WHAT TO PRODUCE: Quote the records that follow in full, leaving the pictures out.

[BEGIN DATASET]

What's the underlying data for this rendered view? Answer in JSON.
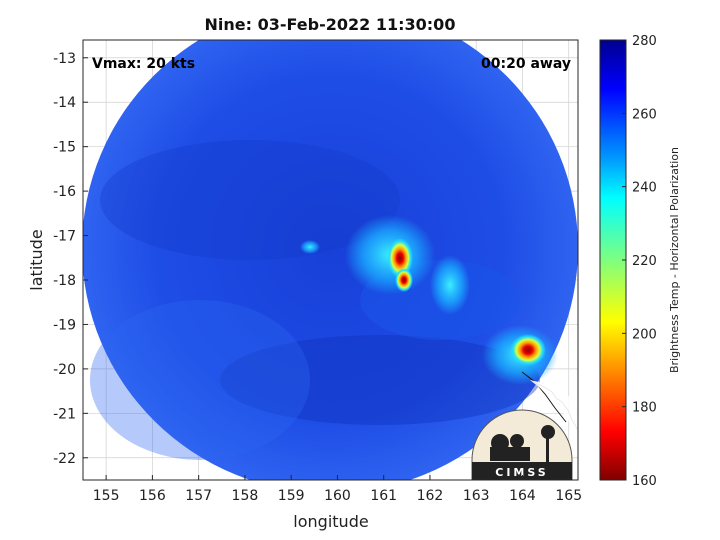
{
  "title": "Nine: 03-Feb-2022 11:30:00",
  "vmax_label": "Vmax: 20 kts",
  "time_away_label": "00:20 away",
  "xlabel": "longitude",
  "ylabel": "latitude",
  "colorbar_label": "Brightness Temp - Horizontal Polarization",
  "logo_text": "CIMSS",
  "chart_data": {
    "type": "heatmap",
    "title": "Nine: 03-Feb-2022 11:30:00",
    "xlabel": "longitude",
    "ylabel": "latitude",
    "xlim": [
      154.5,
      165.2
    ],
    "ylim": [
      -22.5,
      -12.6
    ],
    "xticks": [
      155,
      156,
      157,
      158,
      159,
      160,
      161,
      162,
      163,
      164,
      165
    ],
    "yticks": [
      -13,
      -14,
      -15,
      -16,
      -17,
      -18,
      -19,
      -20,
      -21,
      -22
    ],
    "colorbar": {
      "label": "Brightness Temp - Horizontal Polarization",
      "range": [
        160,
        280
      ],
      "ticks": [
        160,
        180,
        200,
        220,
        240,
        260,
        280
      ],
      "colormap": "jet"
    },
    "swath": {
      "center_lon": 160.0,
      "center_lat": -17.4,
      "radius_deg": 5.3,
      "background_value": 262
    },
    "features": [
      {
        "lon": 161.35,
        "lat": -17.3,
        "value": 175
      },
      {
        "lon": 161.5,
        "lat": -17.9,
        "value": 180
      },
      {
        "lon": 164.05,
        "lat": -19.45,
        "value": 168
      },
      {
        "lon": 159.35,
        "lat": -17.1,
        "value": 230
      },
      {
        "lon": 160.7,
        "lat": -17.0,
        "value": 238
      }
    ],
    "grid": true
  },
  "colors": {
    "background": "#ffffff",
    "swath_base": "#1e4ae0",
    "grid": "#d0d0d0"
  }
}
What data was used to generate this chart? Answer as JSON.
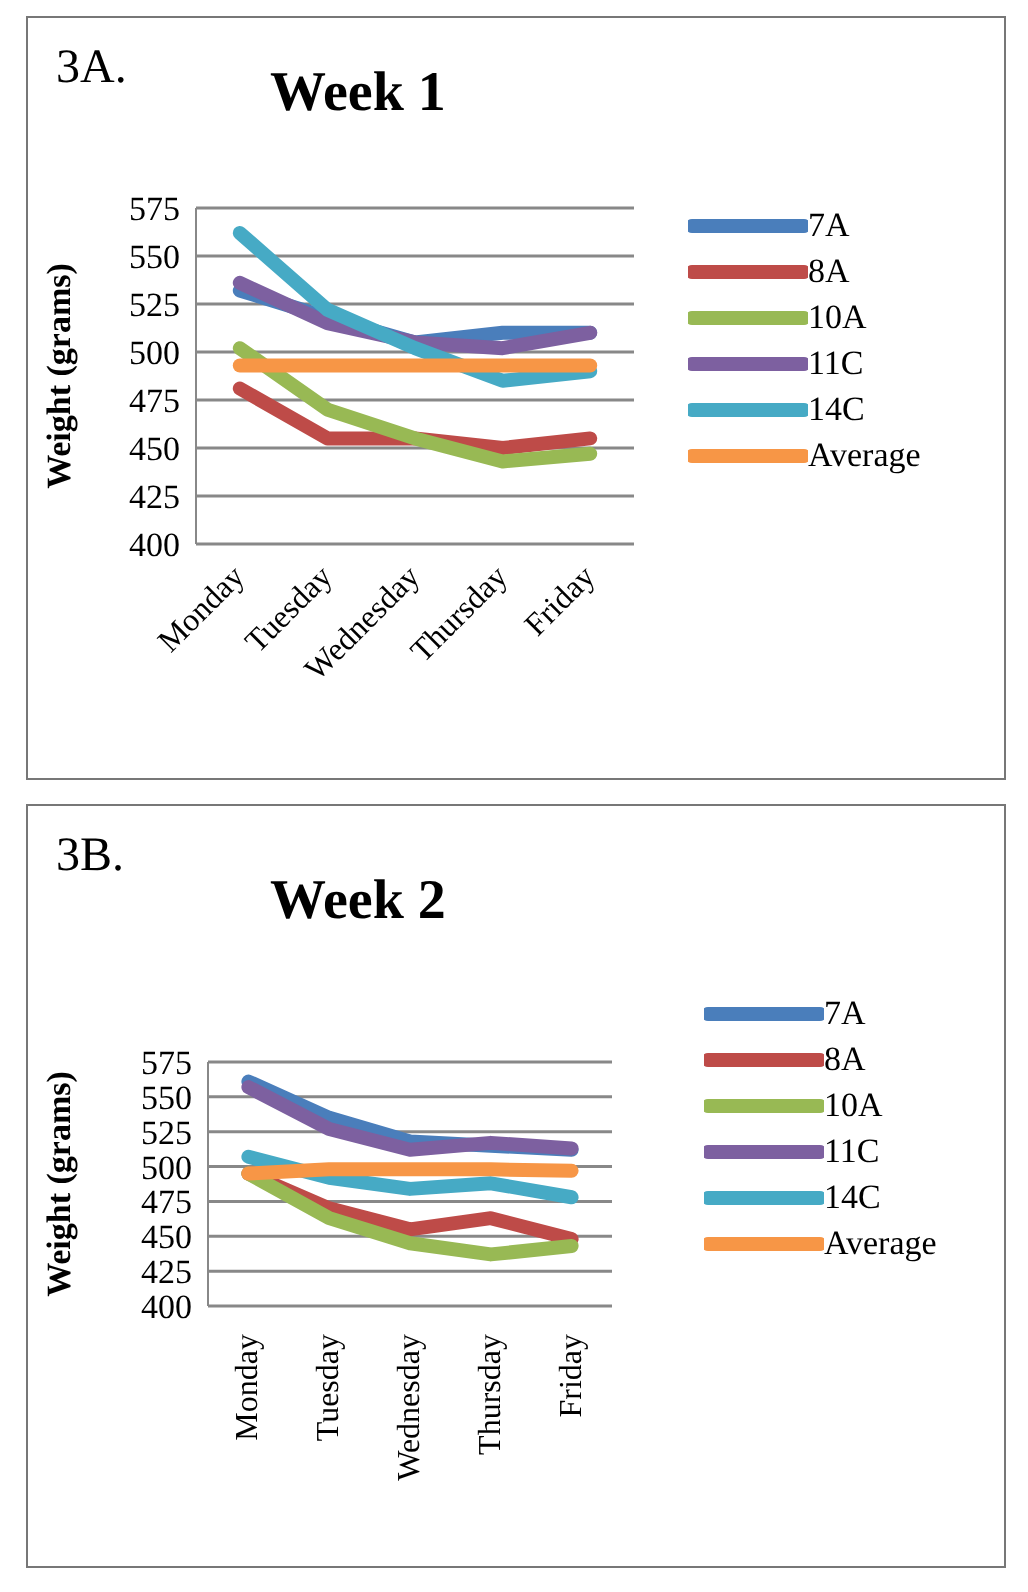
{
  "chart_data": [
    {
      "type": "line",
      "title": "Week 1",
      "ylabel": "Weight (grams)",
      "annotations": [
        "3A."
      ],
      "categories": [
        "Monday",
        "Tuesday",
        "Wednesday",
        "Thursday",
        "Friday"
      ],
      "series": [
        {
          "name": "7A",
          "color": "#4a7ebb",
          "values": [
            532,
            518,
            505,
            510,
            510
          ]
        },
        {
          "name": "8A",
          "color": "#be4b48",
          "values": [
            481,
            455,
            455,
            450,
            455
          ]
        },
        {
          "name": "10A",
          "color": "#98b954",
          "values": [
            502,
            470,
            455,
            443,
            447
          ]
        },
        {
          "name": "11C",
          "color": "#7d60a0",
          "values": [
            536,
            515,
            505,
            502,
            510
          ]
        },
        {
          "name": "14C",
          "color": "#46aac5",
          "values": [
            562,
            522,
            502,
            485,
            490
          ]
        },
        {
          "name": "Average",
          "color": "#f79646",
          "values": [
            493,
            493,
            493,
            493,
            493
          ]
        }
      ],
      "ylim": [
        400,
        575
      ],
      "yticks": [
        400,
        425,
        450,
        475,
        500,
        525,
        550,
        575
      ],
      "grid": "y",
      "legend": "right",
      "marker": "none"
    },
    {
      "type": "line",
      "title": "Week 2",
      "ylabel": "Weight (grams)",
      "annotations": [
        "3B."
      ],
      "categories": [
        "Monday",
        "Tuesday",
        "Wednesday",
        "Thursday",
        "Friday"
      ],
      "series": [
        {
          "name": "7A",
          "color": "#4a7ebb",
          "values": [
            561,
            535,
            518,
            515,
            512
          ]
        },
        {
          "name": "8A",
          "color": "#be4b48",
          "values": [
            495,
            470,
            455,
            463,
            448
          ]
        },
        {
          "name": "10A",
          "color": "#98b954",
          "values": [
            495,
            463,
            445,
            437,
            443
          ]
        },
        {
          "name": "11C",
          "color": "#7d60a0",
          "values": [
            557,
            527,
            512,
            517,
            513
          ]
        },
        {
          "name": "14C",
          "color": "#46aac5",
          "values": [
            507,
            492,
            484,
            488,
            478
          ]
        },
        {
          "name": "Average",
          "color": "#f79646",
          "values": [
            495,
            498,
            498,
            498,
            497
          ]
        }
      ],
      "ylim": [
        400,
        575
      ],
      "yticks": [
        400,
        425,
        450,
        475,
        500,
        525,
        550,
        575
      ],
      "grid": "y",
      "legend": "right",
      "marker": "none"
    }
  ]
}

[END DATASET]

THE RESPONSE:
What's the underlying data for this rendered view? Answer in JSON.
{
  "title": "Nine: 03-Feb-2022 11:30:00",
  "vmax_label": "Vmax: 20 kts",
  "time_away_label": "00:20 away",
  "xlabel": "longitude",
  "ylabel": "latitude",
  "colorbar_label": "Brightness Temp - Horizontal Polarization",
  "logo_text": "CIMSS",
  "chart_data": {
    "type": "heatmap",
    "title": "Nine: 03-Feb-2022 11:30:00",
    "xlabel": "longitude",
    "ylabel": "latitude",
    "xlim": [
      154.5,
      165.2
    ],
    "ylim": [
      -22.5,
      -12.6
    ],
    "xticks": [
      155,
      156,
      157,
      158,
      159,
      160,
      161,
      162,
      163,
      164,
      165
    ],
    "yticks": [
      -13,
      -14,
      -15,
      -16,
      -17,
      -18,
      -19,
      -20,
      -21,
      -22
    ],
    "colorbar": {
      "label": "Brightness Temp - Horizontal Polarization",
      "range": [
        160,
        280
      ],
      "ticks": [
        160,
        180,
        200,
        220,
        240,
        260,
        280
      ],
      "colormap": "jet"
    },
    "swath": {
      "center_lon": 160.0,
      "center_lat": -17.4,
      "radius_deg": 5.3,
      "background_value": 262
    },
    "features": [
      {
        "lon": 161.35,
        "lat": -17.3,
        "value": 175
      },
      {
        "lon": 161.5,
        "lat": -17.9,
        "value": 180
      },
      {
        "lon": 164.05,
        "lat": -19.45,
        "value": 168
      },
      {
        "lon": 159.35,
        "lat": -17.1,
        "value": 230
      },
      {
        "lon": 160.7,
        "lat": -17.0,
        "value": 238
      }
    ],
    "grid": true
  },
  "colors": {
    "background": "#ffffff",
    "swath_base": "#1e4ae0",
    "grid": "#d0d0d0"
  }
}
What data was used to generate this chart? Answer as JSON.
{
  "chart_data": [
    {
      "type": "line",
      "title": "Week 1",
      "ylabel": "Weight (grams)",
      "annotations": [
        "3A."
      ],
      "categories": [
        "Monday",
        "Tuesday",
        "Wednesday",
        "Thursday",
        "Friday"
      ],
      "series": [
        {
          "name": "7A",
          "color": "#4a7ebb",
          "values": [
            532,
            518,
            505,
            510,
            510
          ]
        },
        {
          "name": "8A",
          "color": "#be4b48",
          "values": [
            481,
            455,
            455,
            450,
            455
          ]
        },
        {
          "name": "10A",
          "color": "#98b954",
          "values": [
            502,
            470,
            455,
            443,
            447
          ]
        },
        {
          "name": "11C",
          "color": "#7d60a0",
          "values": [
            536,
            515,
            505,
            502,
            510
          ]
        },
        {
          "name": "14C",
          "color": "#46aac5",
          "values": [
            562,
            522,
            502,
            485,
            490
          ]
        },
        {
          "name": "Average",
          "color": "#f79646",
          "values": [
            493,
            493,
            493,
            493,
            493
          ]
        }
      ],
      "ylim": [
        400,
        575
      ],
      "yticks": [
        400,
        425,
        450,
        475,
        500,
        525,
        550,
        575
      ],
      "grid": "y",
      "legend": "right",
      "marker": "none"
    },
    {
      "type": "line",
      "title": "Week 2",
      "ylabel": "Weight (grams)",
      "annotations": [
        "3B."
      ],
      "categories": [
        "Monday",
        "Tuesday",
        "Wednesday",
        "Thursday",
        "Friday"
      ],
      "series": [
        {
          "name": "7A",
          "color": "#4a7ebb",
          "values": [
            561,
            535,
            518,
            515,
            512
          ]
        },
        {
          "name": "8A",
          "color": "#be4b48",
          "values": [
            495,
            470,
            455,
            463,
            448
          ]
        },
        {
          "name": "10A",
          "color": "#98b954",
          "values": [
            495,
            463,
            445,
            437,
            443
          ]
        },
        {
          "name": "11C",
          "color": "#7d60a0",
          "values": [
            557,
            527,
            512,
            517,
            513
          ]
        },
        {
          "name": "14C",
          "color": "#46aac5",
          "values": [
            507,
            492,
            484,
            488,
            478
          ]
        },
        {
          "name": "Average",
          "color": "#f79646",
          "values": [
            495,
            498,
            498,
            498,
            497
          ]
        }
      ],
      "ylim": [
        400,
        575
      ],
      "yticks": [
        400,
        425,
        450,
        475,
        500,
        525,
        550,
        575
      ],
      "grid": "y",
      "legend": "right",
      "marker": "none"
    }
  ]
}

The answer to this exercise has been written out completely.